[Records]

***

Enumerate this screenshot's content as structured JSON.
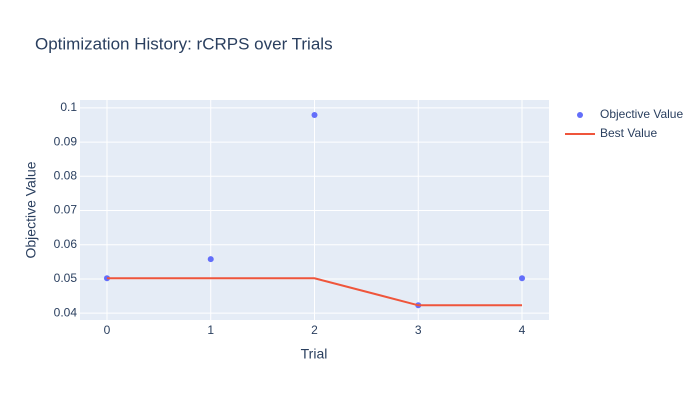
{
  "chart_data": {
    "type": "scatter",
    "title": "Optimization History: rCRPS over Trials",
    "x_label": "Trial",
    "y_label": "Objective Value",
    "x": [
      0,
      1,
      2,
      3,
      4
    ],
    "series": [
      {
        "name": "Objective Value",
        "mode": "markers",
        "color": "#636efa",
        "values": [
          0.0502,
          0.0558,
          0.0979,
          0.0423,
          0.0502
        ]
      },
      {
        "name": "Best Value",
        "mode": "lines",
        "color": "#ef553b",
        "values": [
          0.0502,
          0.0502,
          0.0502,
          0.0423,
          0.0423
        ]
      }
    ],
    "xlim": [
      -0.26,
      4.26
    ],
    "ylim": [
      0.038,
      0.1023
    ],
    "xticks": [
      0,
      1,
      2,
      3,
      4
    ],
    "yticks": [
      0.04,
      0.05,
      0.06,
      0.07,
      0.08,
      0.09,
      0.1
    ],
    "grid": true,
    "legend": "right"
  }
}
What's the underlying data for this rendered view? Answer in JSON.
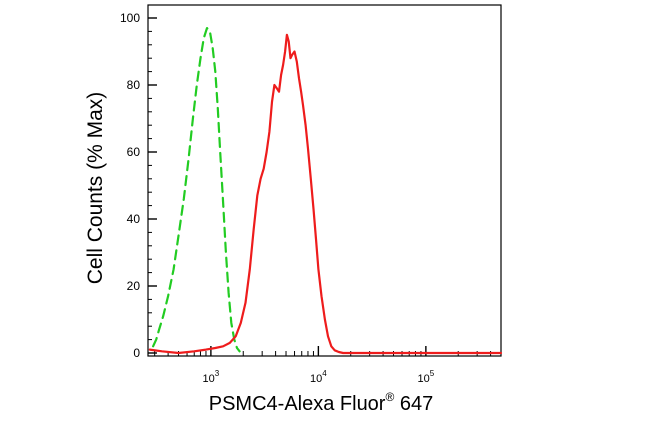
{
  "chart_data": {
    "type": "line",
    "title": "",
    "xlabel": "PSMC4-Alexa Fluor",
    "xlabel_superscript": "®",
    "xlabel_suffix": " 647",
    "ylabel": "Cell Counts (% Max)",
    "x_scale": "log",
    "xlim": [
      260,
      500000
    ],
    "ylim": [
      0,
      100
    ],
    "y_ticks": [
      0,
      20,
      40,
      60,
      80,
      100
    ],
    "y_tick_labels": [
      "0",
      "20",
      "40",
      "60",
      "80",
      "100"
    ],
    "x_ticks": [
      1000,
      10000,
      100000
    ],
    "x_tick_labels": [
      {
        "base": "10",
        "exp": "3"
      },
      {
        "base": "10",
        "exp": "4"
      },
      {
        "base": "10",
        "exp": "5"
      }
    ],
    "grid": false,
    "legend": "none",
    "series": [
      {
        "color": "#22cc22",
        "dash": "dashed",
        "x": [
          290,
          310,
          330,
          360,
          400,
          450,
          500,
          560,
          620,
          680,
          740,
          800,
          860,
          920,
          980,
          1040,
          1100,
          1160,
          1220,
          1300,
          1380,
          1460,
          1550,
          1650,
          1750,
          1850
        ],
        "y": [
          2,
          4,
          7,
          11,
          17,
          25,
          35,
          46,
          58,
          70,
          80,
          88,
          94,
          97,
          96,
          91,
          84,
          73,
          60,
          45,
          30,
          18,
          9,
          4,
          1.5,
          0.5
        ]
      },
      {
        "color": "#ee1c1c",
        "dash": "solid",
        "x": [
          270,
          350,
          500,
          700,
          900,
          1100,
          1300,
          1500,
          1700,
          1900,
          2100,
          2300,
          2500,
          2700,
          2900,
          3100,
          3300,
          3500,
          3700,
          3900,
          4100,
          4300,
          4500,
          4700,
          4900,
          5100,
          5300,
          5500,
          5700,
          6000,
          6300,
          6600,
          6900,
          7200,
          7600,
          8000,
          8500,
          9000,
          9500,
          10000,
          10700,
          11500,
          12300,
          13200,
          14200,
          15500,
          17000,
          20000,
          30000,
          60000,
          150000,
          500000
        ],
        "y": [
          1,
          0.5,
          0,
          0.5,
          1,
          1.5,
          2,
          3,
          5,
          9,
          15,
          25,
          37,
          47,
          52,
          55,
          60,
          66,
          75,
          80,
          79,
          78,
          83,
          86,
          90,
          95,
          93,
          88,
          89,
          90,
          87,
          82,
          78,
          74,
          68,
          61,
          52,
          43,
          34,
          25,
          17,
          10,
          5,
          2,
          0.8,
          0.3,
          0,
          0,
          0,
          0,
          0,
          0
        ]
      }
    ]
  }
}
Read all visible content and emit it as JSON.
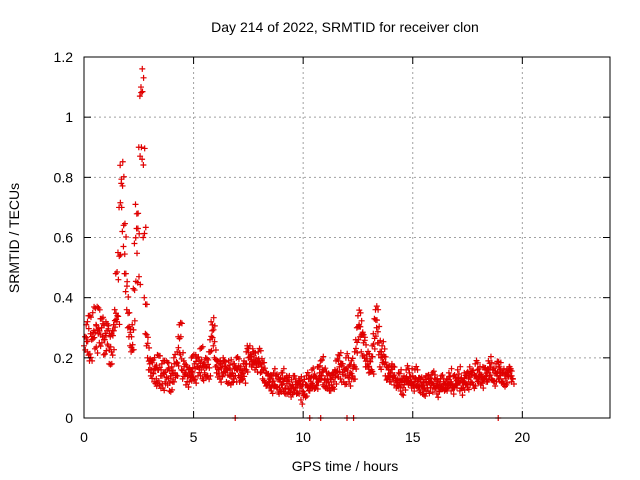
{
  "chart_data": {
    "type": "scatter",
    "title": "Day 214 of 2022, SRMTID for receiver clon",
    "xlabel": "GPS time / hours",
    "ylabel": "SRMTID / TECUs",
    "xlim": [
      0,
      24
    ],
    "ylim": [
      0,
      1.2
    ],
    "x_ticks": [
      0,
      5,
      10,
      15,
      20
    ],
    "y_ticks": [
      0,
      0.2,
      0.4,
      0.6,
      0.8,
      1,
      1.2
    ],
    "x_tick_labels": [
      "0",
      "5",
      "10",
      "15",
      "20"
    ],
    "y_tick_labels": [
      "0",
      "0.2",
      "0.4",
      "0.6",
      "0.8",
      "1",
      "1.2"
    ],
    "grid": true,
    "marker": "+",
    "series_color": "#e00000",
    "series": [
      {
        "name": "SRMTID",
        "x_start": 0.0,
        "x_step": 0.05,
        "y": [
          0.24,
          0.27,
          0.31,
          0.22,
          0.34,
          0.19,
          0.28,
          0.26,
          0.35,
          0.29,
          0.23,
          0.31,
          0.37,
          0.28,
          0.25,
          0.33,
          0.3,
          0.27,
          0.21,
          0.26,
          0.32,
          0.29,
          0.24,
          0.18,
          0.27,
          0.22,
          0.29,
          0.31,
          0.36,
          0.48,
          0.32,
          0.55,
          0.7,
          0.84,
          0.78,
          0.62,
          0.57,
          0.48,
          0.42,
          0.36,
          0.3,
          0.27,
          0.24,
          0.22,
          0.31,
          0.43,
          0.58,
          0.71,
          0.63,
          0.45,
          0.9,
          1.07,
          1.1,
          0.86,
          0.6,
          0.4,
          0.28,
          0.24,
          0.2,
          0.16,
          0.18,
          0.14,
          0.19,
          0.15,
          0.12,
          0.17,
          0.13,
          0.21,
          0.16,
          0.11,
          0.14,
          0.18,
          0.1,
          0.15,
          0.12,
          0.19,
          0.16,
          0.13,
          0.09,
          0.14,
          0.17,
          0.12,
          0.2,
          0.15,
          0.18,
          0.22,
          0.27,
          0.31,
          0.21,
          0.16,
          0.13,
          0.19,
          0.15,
          0.11,
          0.17,
          0.14,
          0.12,
          0.16,
          0.2,
          0.15,
          0.13,
          0.18,
          0.21,
          0.17,
          0.14,
          0.19,
          0.23,
          0.16,
          0.13,
          0.18,
          0.15,
          0.2,
          0.17,
          0.14,
          0.22,
          0.26,
          0.32,
          0.29,
          0.24,
          0.2,
          0.17,
          0.15,
          0.19,
          0.16,
          0.13,
          0.18,
          0.14,
          0.2,
          0.17,
          0.15,
          0.12,
          0.16,
          0.19,
          0.14,
          0.11,
          0.15,
          0.18,
          0.13,
          0.17,
          0.2,
          0.16,
          0.14,
          0.12,
          0.17,
          0.15,
          0.13,
          0.19,
          0.16,
          0.22,
          0.24,
          0.2,
          0.18,
          0.21,
          0.17,
          0.23,
          0.19,
          0.16,
          0.2,
          0.18,
          0.22,
          0.19,
          0.15,
          0.17,
          0.13,
          0.16,
          0.12,
          0.15,
          0.11,
          0.14,
          0.1,
          0.13,
          0.09,
          0.12,
          0.15,
          0.11,
          0.14,
          0.1,
          0.13,
          0.08,
          0.12,
          0.15,
          0.11,
          0.09,
          0.13,
          0.1,
          0.14,
          0.08,
          0.12,
          0.1,
          0.07,
          0.11,
          0.14,
          0.09,
          0.12,
          0.08,
          0.11,
          0.13,
          0.1,
          0.06,
          0.09,
          0.12,
          0.08,
          0.11,
          0.14,
          0.1,
          0.13,
          0.09,
          0.12,
          0.16,
          0.11,
          0.14,
          0.1,
          0.13,
          0.17,
          0.12,
          0.15,
          0.19,
          0.14,
          0.11,
          0.16,
          0.13,
          0.1,
          0.14,
          0.12,
          0.09,
          0.13,
          0.11,
          0.15,
          0.12,
          0.16,
          0.19,
          0.15,
          0.21,
          0.17,
          0.13,
          0.18,
          0.15,
          0.12,
          0.16,
          0.2,
          0.14,
          0.17,
          0.12,
          0.15,
          0.19,
          0.14,
          0.17,
          0.22,
          0.26,
          0.3,
          0.34,
          0.31,
          0.27,
          0.22,
          0.28,
          0.25,
          0.2,
          0.17,
          0.21,
          0.18,
          0.15,
          0.19,
          0.16,
          0.24,
          0.28,
          0.33,
          0.36,
          0.3,
          0.25,
          0.21,
          0.17,
          0.2,
          0.24,
          0.21,
          0.18,
          0.14,
          0.17,
          0.13,
          0.16,
          0.12,
          0.15,
          0.18,
          0.14,
          0.11,
          0.13,
          0.1,
          0.12,
          0.15,
          0.11,
          0.09,
          0.13,
          0.1,
          0.14,
          0.12,
          0.16,
          0.13,
          0.11,
          0.15,
          0.12,
          0.1,
          0.14,
          0.11,
          0.16,
          0.13,
          0.1,
          0.12,
          0.09,
          0.13,
          0.11,
          0.08,
          0.12,
          0.1,
          0.14,
          0.11,
          0.09,
          0.13,
          0.1,
          0.12,
          0.15,
          0.11,
          0.13,
          0.1,
          0.08,
          0.12,
          0.09,
          0.11,
          0.14,
          0.1,
          0.12,
          0.09,
          0.11,
          0.13,
          0.1,
          0.15,
          0.12,
          0.09,
          0.11,
          0.14,
          0.1,
          0.13,
          0.11,
          0.16,
          0.12,
          0.09,
          0.13,
          0.1,
          0.12,
          0.15,
          0.11,
          0.14,
          0.1,
          0.13,
          0.17,
          0.12,
          0.15,
          0.11,
          0.14,
          0.18,
          0.13,
          0.16,
          0.12,
          0.15,
          0.11,
          0.14,
          0.17,
          0.13,
          0.16,
          0.12,
          0.15,
          0.19,
          0.14,
          0.17,
          0.13,
          0.16,
          0.12,
          0.15,
          0.18,
          0.14,
          0.17,
          0.13,
          0.16,
          0.12,
          0.15,
          0.11,
          0.14,
          0.13,
          0.16,
          0.15,
          0.17,
          0.14,
          0.12
        ]
      }
    ],
    "zero_points_x": [
      6.9,
      10.3,
      10.8,
      12.0,
      12.3,
      18.9
    ]
  }
}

***

• EXERCISE BRIEF
Which lines above contain the word "content"? Copy each of them.

• ANSWER TO THIS EXERCISE
Enumerate this screenshot's content as structured JSON.
Read all visible content and emit it as JSON.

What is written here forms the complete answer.